Problem description: The records should be repeated word for word, pictures excluded.

[start Records supplied]

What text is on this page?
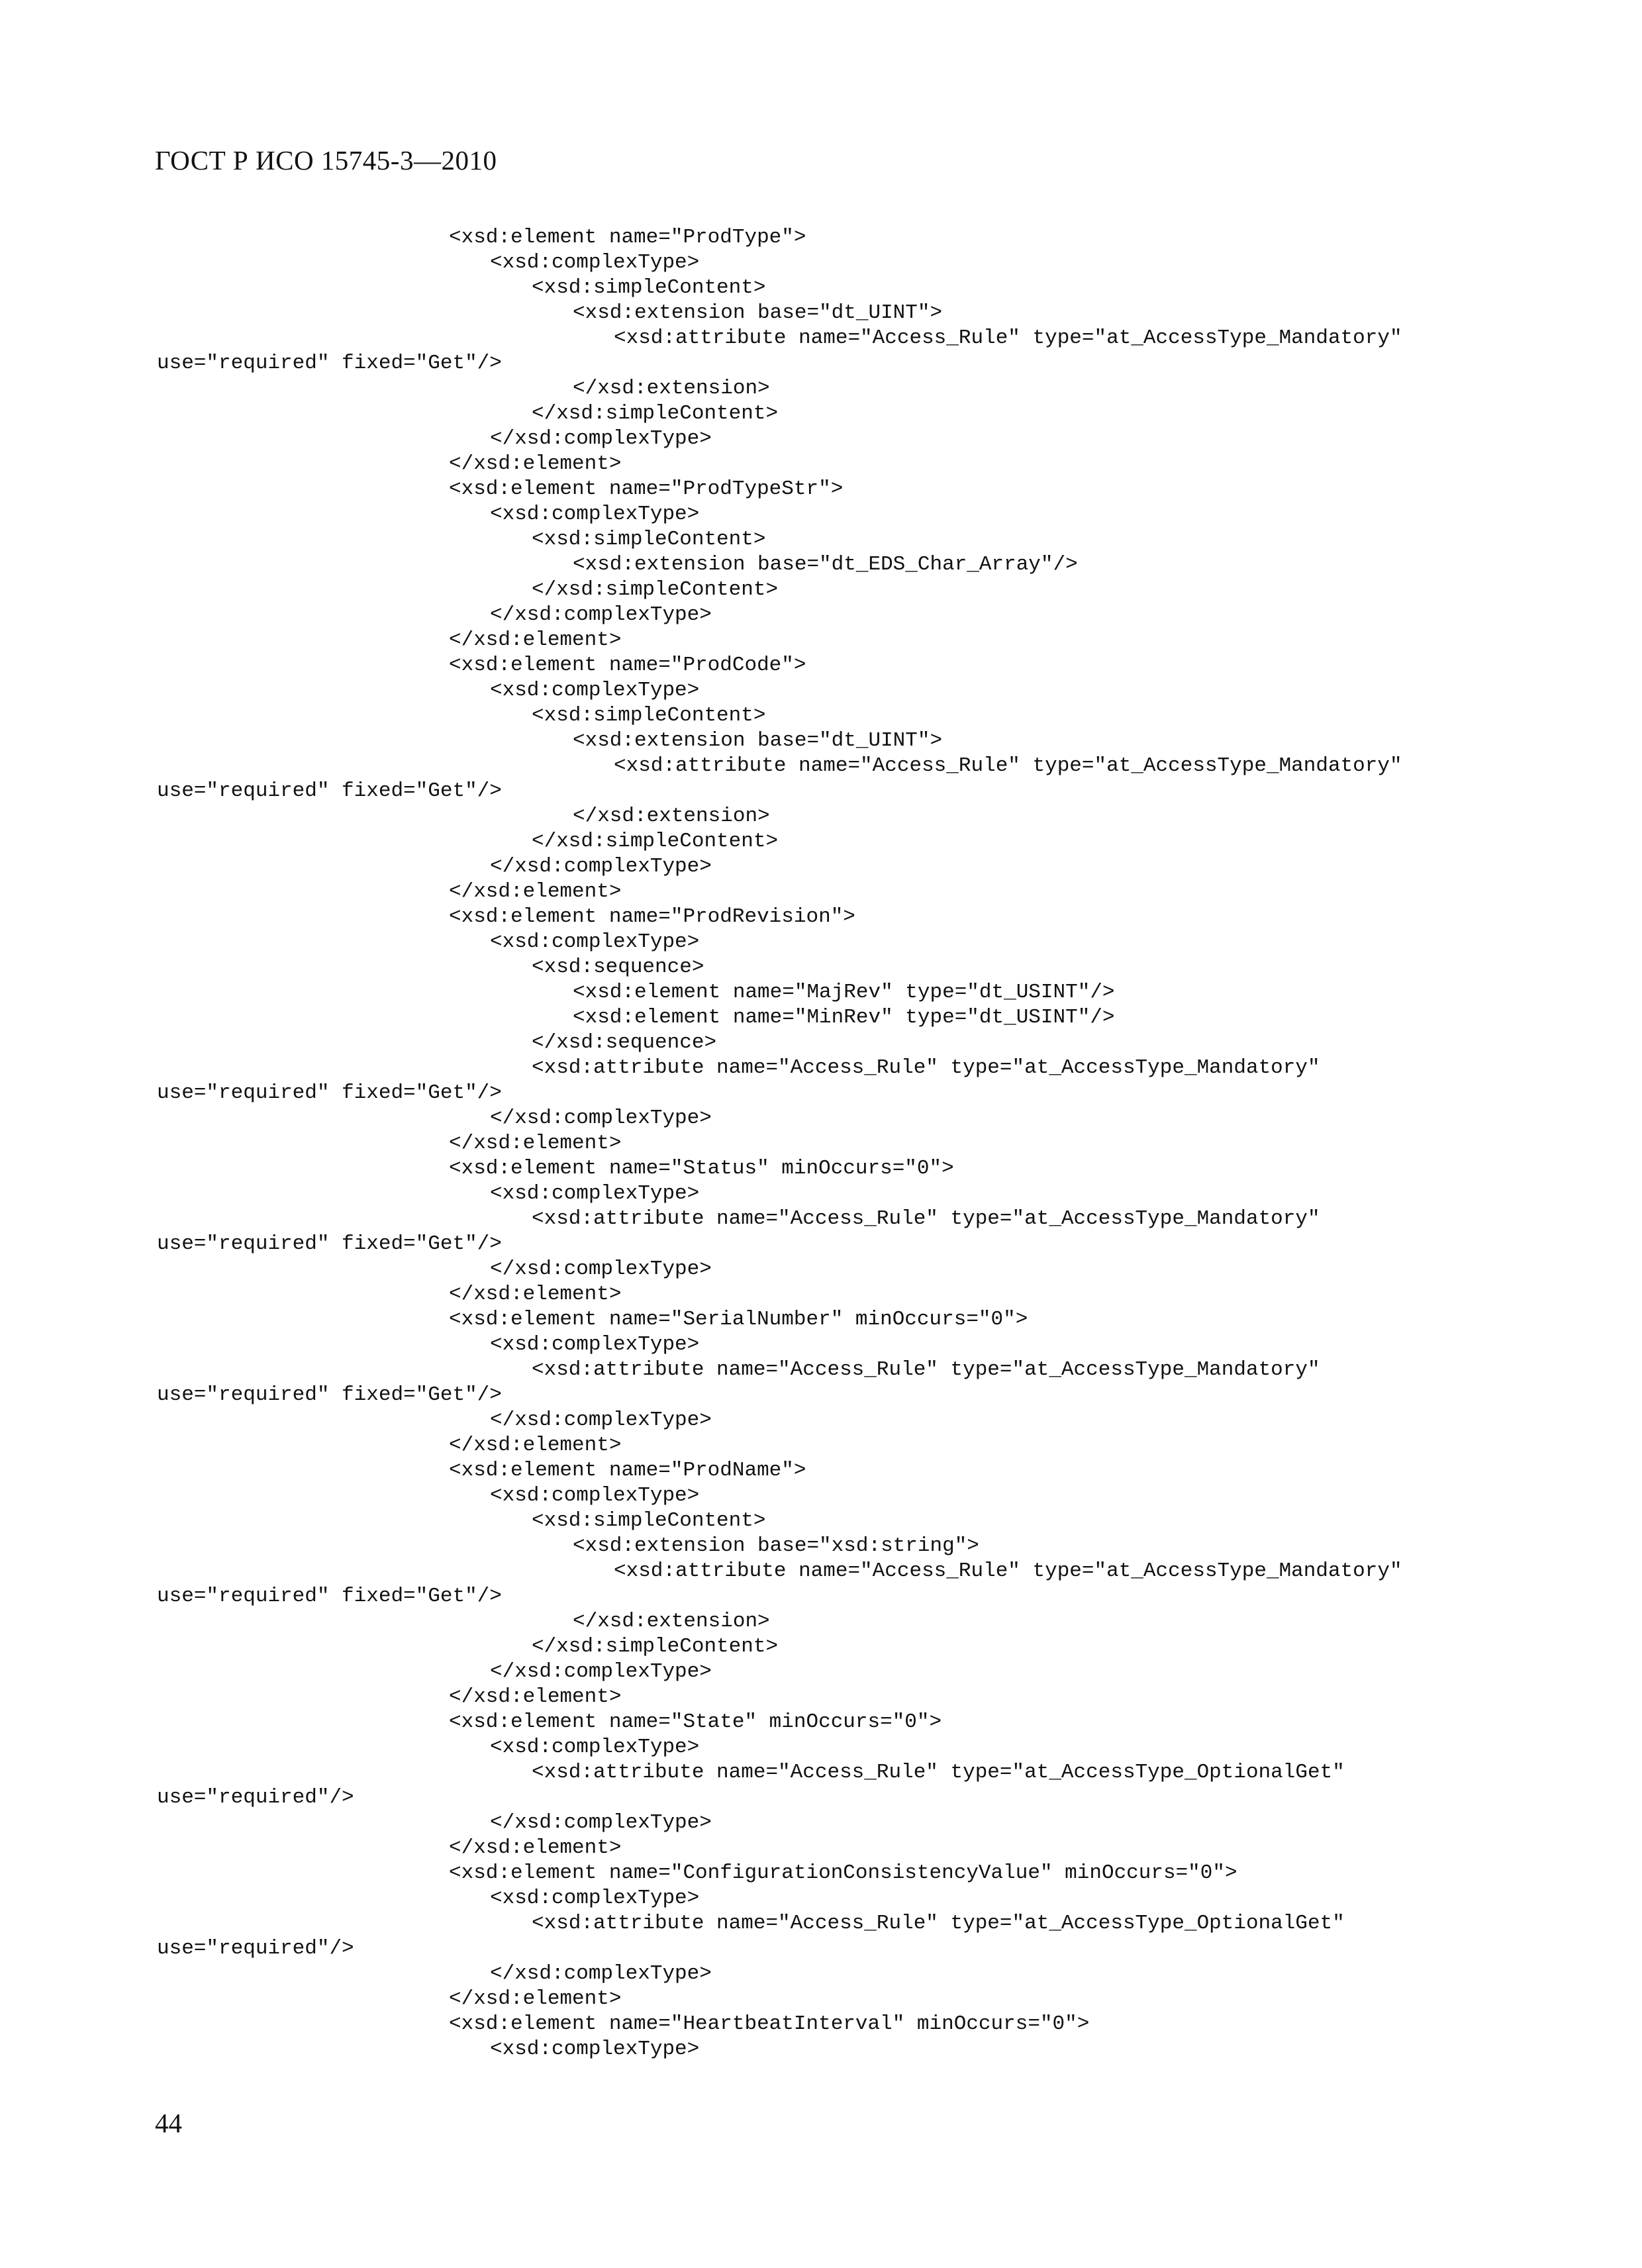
ГОСТ Р ИСО 15745-3—2010
<xsd:element name="ProdType">
<xsd:complexType>
<xsd:simpleContent>
<xsd:extension base="dt_UINT">
<xsd:attribute name="Access_Rule" type="at_AccessType_Mandatory"
use="required" fixed="Get"/>
</xsd:extension>
</xsd:simpleContent>
</xsd:complexType>
</xsd:element>
<xsd:element name="ProdTypeStr">
<xsd:complexType>
<xsd:simpleContent>
<xsd:extension base="dt_EDS_Char_Array"/>
</xsd:simpleContent>
</xsd:complexType>
</xsd:element>
<xsd:element name="ProdCode">
<xsd:complexType>
<xsd:simpleContent>
<xsd:extension base="dt_UINT">
<xsd:attribute name="Access_Rule" type="at_AccessType_Mandatory"
use="required" fixed="Get"/>
</xsd:extension>
</xsd:simpleContent>
</xsd:complexType>
</xsd:element>
<xsd:element name="ProdRevision">
<xsd:complexType>
<xsd:sequence>
<xsd:element name="MajRev" type="dt_USINT"/>
<xsd:element name="MinRev" type="dt_USINT"/>
</xsd:sequence>
<xsd:attribute name="Access_Rule" type="at_AccessType_Mandatory"
use="required" fixed="Get"/>
</xsd:complexType>
</xsd:element>
<xsd:element name="Status" minOccurs="0">
<xsd:complexType>
<xsd:attribute name="Access_Rule" type="at_AccessType_Mandatory"
use="required" fixed="Get"/>
</xsd:complexType>
</xsd:element>
<xsd:element name="SerialNumber" minOccurs="0">
<xsd:complexType>
<xsd:attribute name="Access_Rule" type="at_AccessType_Mandatory"
use="required" fixed="Get"/>
</xsd:complexType>
</xsd:element>
<xsd:element name="ProdName">
<xsd:complexType>
<xsd:simpleContent>
<xsd:extension base="xsd:string">
<xsd:attribute name="Access_Rule" type="at_AccessType_Mandatory"
use="required" fixed="Get"/>
</xsd:extension>
</xsd:simpleContent>
</xsd:complexType>
</xsd:element>
<xsd:element name="State" minOccurs="0">
<xsd:complexType>
<xsd:attribute name="Access_Rule" type="at_AccessType_OptionalGet"
use="required"/>
</xsd:complexType>
</xsd:element>
<xsd:element name="ConfigurationConsistencyValue" minOccurs="0">
<xsd:complexType>
<xsd:attribute name="Access_Rule" type="at_AccessType_OptionalGet"
use="required"/>
</xsd:complexType>
</xsd:element>
<xsd:element name="HeartbeatInterval" minOccurs="0">
<xsd:complexType>

44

[end Records supplied]

Result of this task:
What text is on this page?
ГОСТ Р ИСО 15745-3—2010
<xsd:element name="ProdType">
<xsd:complexType>
<xsd:simpleContent>
<xsd:extension base="dt_UINT">
<xsd:attribute name="Access_Rule" type="at_AccessType_Mandatory"
use="required" fixed="Get"/>
</xsd:extension>
</xsd:simpleContent>
</xsd:complexType>
</xsd:element>
<xsd:element name="ProdTypeStr">
<xsd:complexType>
<xsd:simpleContent>
<xsd:extension base="dt_EDS_Char_Array"/>
</xsd:simpleContent>
</xsd:complexType>
</xsd:element>
<xsd:element name="ProdCode">
<xsd:complexType>
<xsd:simpleContent>
<xsd:extension base="dt_UINT">
<xsd:attribute name="Access_Rule" type="at_AccessType_Mandatory"
use="required" fixed="Get"/>
</xsd:extension>
</xsd:simpleContent>
</xsd:complexType>
</xsd:element>
<xsd:element name="ProdRevision">
<xsd:complexType>
<xsd:sequence>
<xsd:element name="MajRev" type="dt_USINT"/>
<xsd:element name="MinRev" type="dt_USINT"/>
</xsd:sequence>
<xsd:attribute name="Access_Rule" type="at_AccessType_Mandatory"
use="required" fixed="Get"/>
</xsd:complexType>
</xsd:element>
<xsd:element name="Status" minOccurs="0">
<xsd:complexType>
<xsd:attribute name="Access_Rule" type="at_AccessType_Mandatory"
use="required" fixed="Get"/>
</xsd:complexType>
</xsd:element>
<xsd:element name="SerialNumber" minOccurs="0">
<xsd:complexType>
<xsd:attribute name="Access_Rule" type="at_AccessType_Mandatory"
use="required" fixed="Get"/>
</xsd:complexType>
</xsd:element>
<xsd:element name="ProdName">
<xsd:complexType>
<xsd:simpleContent>
<xsd:extension base="xsd:string">
<xsd:attribute name="Access_Rule" type="at_AccessType_Mandatory"
use="required" fixed="Get"/>
</xsd:extension>
</xsd:simpleContent>
</xsd:complexType>
</xsd:element>
<xsd:element name="State" minOccurs="0">
<xsd:complexType>
<xsd:attribute name="Access_Rule" type="at_AccessType_OptionalGet"
use="required"/>
</xsd:complexType>
</xsd:element>
<xsd:element name="ConfigurationConsistencyValue" minOccurs="0">
<xsd:complexType>
<xsd:attribute name="Access_Rule" type="at_AccessType_OptionalGet"
use="required"/>
</xsd:complexType>
</xsd:element>
<xsd:element name="HeartbeatInterval" minOccurs="0">
<xsd:complexType>

44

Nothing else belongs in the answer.